- _INPUT RECORDS_
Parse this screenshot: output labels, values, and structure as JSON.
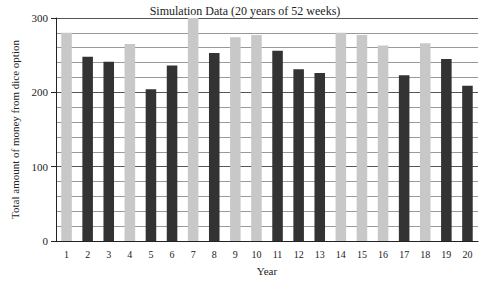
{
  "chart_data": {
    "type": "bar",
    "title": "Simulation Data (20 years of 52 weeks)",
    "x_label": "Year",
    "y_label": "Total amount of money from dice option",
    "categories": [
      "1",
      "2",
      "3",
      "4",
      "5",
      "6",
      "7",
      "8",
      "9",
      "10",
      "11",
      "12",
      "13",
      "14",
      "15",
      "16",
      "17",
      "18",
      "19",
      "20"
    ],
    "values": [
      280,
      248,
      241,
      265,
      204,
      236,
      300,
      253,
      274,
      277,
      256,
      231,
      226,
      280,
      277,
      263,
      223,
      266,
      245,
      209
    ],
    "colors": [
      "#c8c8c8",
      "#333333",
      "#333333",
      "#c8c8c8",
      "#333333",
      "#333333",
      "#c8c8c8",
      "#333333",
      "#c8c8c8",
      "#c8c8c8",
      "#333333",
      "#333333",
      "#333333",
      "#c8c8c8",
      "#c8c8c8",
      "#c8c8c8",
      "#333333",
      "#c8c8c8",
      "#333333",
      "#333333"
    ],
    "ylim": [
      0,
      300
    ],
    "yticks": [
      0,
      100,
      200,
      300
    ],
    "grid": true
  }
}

- _INSTRUCTIONS TO FOLLOW_
Take the records above and transcribe them exactly, dropping every picture.

- _EXERCISE OUTPUT_
Parse this screenshot: output labels, values, and structure as JSON.
{
  "chart_data": {
    "type": "bar",
    "title": "Simulation Data (20 years of 52 weeks)",
    "x_label": "Year",
    "y_label": "Total amount of money from dice option",
    "categories": [
      "1",
      "2",
      "3",
      "4",
      "5",
      "6",
      "7",
      "8",
      "9",
      "10",
      "11",
      "12",
      "13",
      "14",
      "15",
      "16",
      "17",
      "18",
      "19",
      "20"
    ],
    "values": [
      280,
      248,
      241,
      265,
      204,
      236,
      300,
      253,
      274,
      277,
      256,
      231,
      226,
      280,
      277,
      263,
      223,
      266,
      245,
      209
    ],
    "colors": [
      "#c8c8c8",
      "#333333",
      "#333333",
      "#c8c8c8",
      "#333333",
      "#333333",
      "#c8c8c8",
      "#333333",
      "#c8c8c8",
      "#c8c8c8",
      "#333333",
      "#333333",
      "#333333",
      "#c8c8c8",
      "#c8c8c8",
      "#c8c8c8",
      "#333333",
      "#c8c8c8",
      "#333333",
      "#333333"
    ],
    "ylim": [
      0,
      300
    ],
    "yticks": [
      0,
      100,
      200,
      300
    ],
    "grid": true
  }
}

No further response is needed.